To do: Pick out all lines of the entries that include the word "area" and copy them.

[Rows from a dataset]
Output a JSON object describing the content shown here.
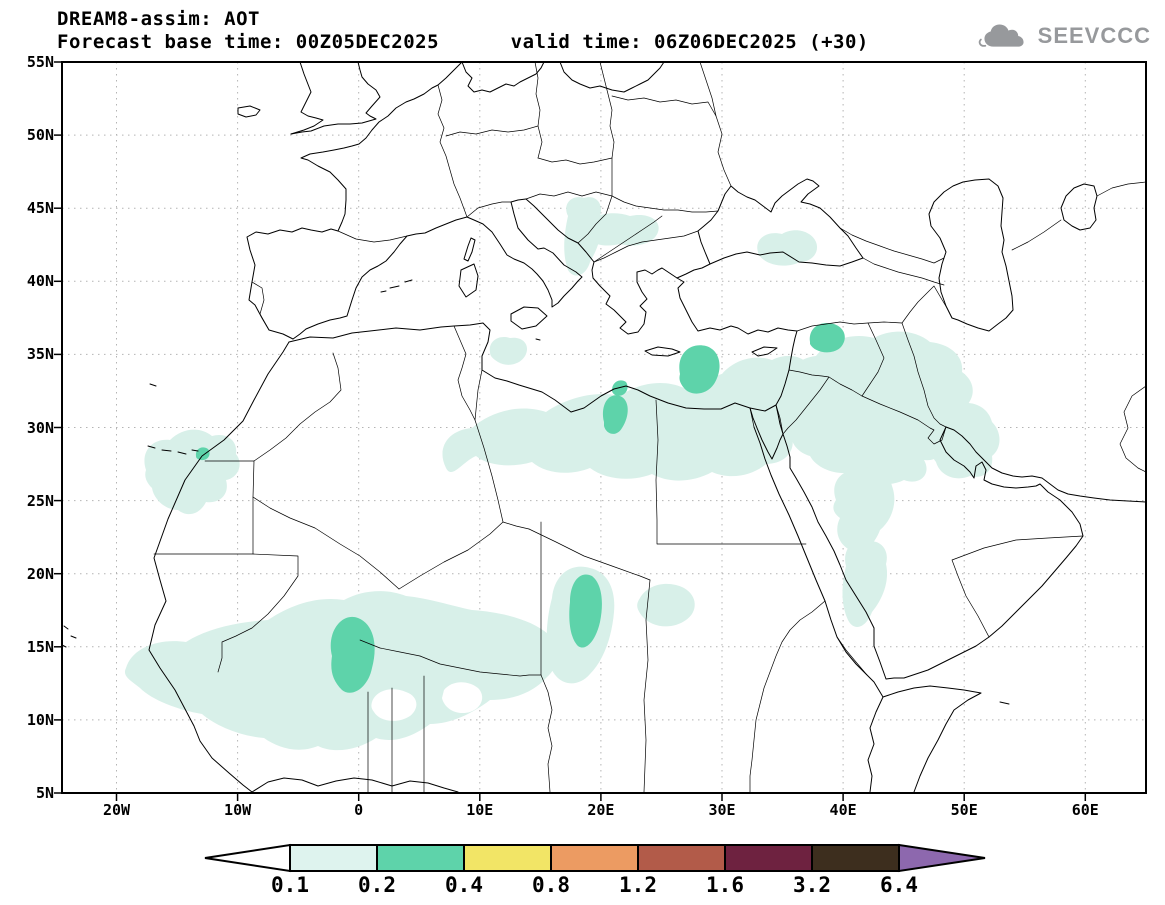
{
  "header": {
    "title": "DREAM8-assim: AOT",
    "subtitle": "Forecast base time: 00Z05DEC2025      valid time: 06Z06DEC2025 (+30)"
  },
  "logo": {
    "text": "SEEVCCC",
    "icon": "cloud-icon",
    "color": "#97999c"
  },
  "axes": {
    "lat_labels": [
      "55N",
      "50N",
      "45N",
      "40N",
      "35N",
      "30N",
      "25N",
      "20N",
      "15N",
      "10N",
      "5N"
    ],
    "lon_labels": [
      "20W",
      "10W",
      "0",
      "10E",
      "20E",
      "30E",
      "40E",
      "50E",
      "60E"
    ]
  },
  "colorbar": {
    "tick_labels": [
      "0.1",
      "0.2",
      "0.4",
      "0.8",
      "1.2",
      "1.6",
      "3.2",
      "6.4"
    ],
    "segment_colors": [
      "#ffffff",
      "#def3ee",
      "#5ed3aa",
      "#f2e566",
      "#ec9b62",
      "#b25b49",
      "#6e2240",
      "#3d2e1e",
      "#8d68ae"
    ],
    "outline_color": "#000000"
  },
  "map": {
    "fill_light": "#d8f0e9",
    "fill_core": "#5ed3aa",
    "hole_fill": "#ffffff",
    "grid_color": "#b4b4b4",
    "line_color": "#000000",
    "frame_color": "#000000"
  },
  "chart_data": {
    "type": "heatmap",
    "subtype": "filled-contour-map",
    "model": "DREAM8-assim",
    "variable": "AOT (aerosol optical thickness)",
    "forecast_base_time": "00Z05DEC2025",
    "valid_time": "06Z06DEC2025",
    "forecast_hour": "+30",
    "projection": "lat-lon",
    "lon_range_deg": [
      -25,
      65
    ],
    "lat_range_deg": [
      5,
      55
    ],
    "grid_interval_deg": {
      "lat": 5,
      "lon": 10
    },
    "contour_levels": [
      0.1,
      0.2,
      0.4,
      0.8,
      1.2,
      1.6,
      3.2,
      6.4
    ],
    "max_shaded_level_on_map": 0.4,
    "shaded_regions": [
      {
        "area": "West African Sahel (Senegal to Niger)",
        "lon": [
          -18,
          14
        ],
        "lat": [
          7,
          17
        ],
        "aot": "0.1-0.2",
        "core": {
          "aot": "0.2-0.4",
          "near": "0E,15N"
        }
      },
      {
        "area": "Chad / Bodele depression",
        "lon": [
          14,
          19
        ],
        "lat": [
          9,
          19
        ],
        "aot": "0.1-0.2",
        "core": {
          "aot": "0.2-0.4",
          "near": "17E,16N"
        }
      },
      {
        "area": "Central Libya - Egypt - eastern Mediterranean",
        "lon": [
          7,
          34
        ],
        "lat": [
          27,
          36
        ],
        "aot": "0.1-0.2",
        "core": {
          "aot": "0.2-0.4",
          "near": "21E,31N and 27E,34N"
        }
      },
      {
        "area": "Syria - Iraq - northern Saudi Arabia",
        "lon": [
          35,
          50
        ],
        "lat": [
          26,
          37
        ],
        "aot": "0.1-0.2",
        "core": {
          "aot": "0.2-0.4",
          "near": "38E,36N"
        }
      },
      {
        "area": "Persian Gulf",
        "lon": [
          47,
          53
        ],
        "lat": [
          24,
          30
        ],
        "aot": "0.1-0.2"
      },
      {
        "area": "Moroccan Atlantic coast",
        "lon": [
          -18,
          -10
        ],
        "lat": [
          22,
          29
        ],
        "aot": "0.1-0.2",
        "core": {
          "aot": "0.2-0.4",
          "near": "13W,28N"
        }
      },
      {
        "area": "Adriatic / Balkans streaks",
        "lon": [
          16,
          26
        ],
        "lat": [
          38,
          45
        ],
        "aot": "0.1-0.2"
      },
      {
        "area": "Eastern Anatolia",
        "lon": [
          33,
          39
        ],
        "lat": [
          38,
          41
        ],
        "aot": "0.1-0.2"
      },
      {
        "area": "Red Sea / western Saudi Arabia",
        "lon": [
          36,
          41
        ],
        "lat": [
          14,
          25
        ],
        "aot": "0.1-0.2"
      }
    ]
  }
}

Worked answer:
        "area": "West African Sahel (Senegal to Niger)",
        "area": "Chad / Bodele depression",
        "area": "Central Libya - Egypt - eastern Mediterranean",
        "area": "Syria - Iraq - northern Saudi Arabia",
        "area": "Persian Gulf",
        "area": "Moroccan Atlantic coast",
        "area": "Adriatic / Balkans streaks",
        "area": "Eastern Anatolia",
        "area": "Red Sea / western Saudi Arabia",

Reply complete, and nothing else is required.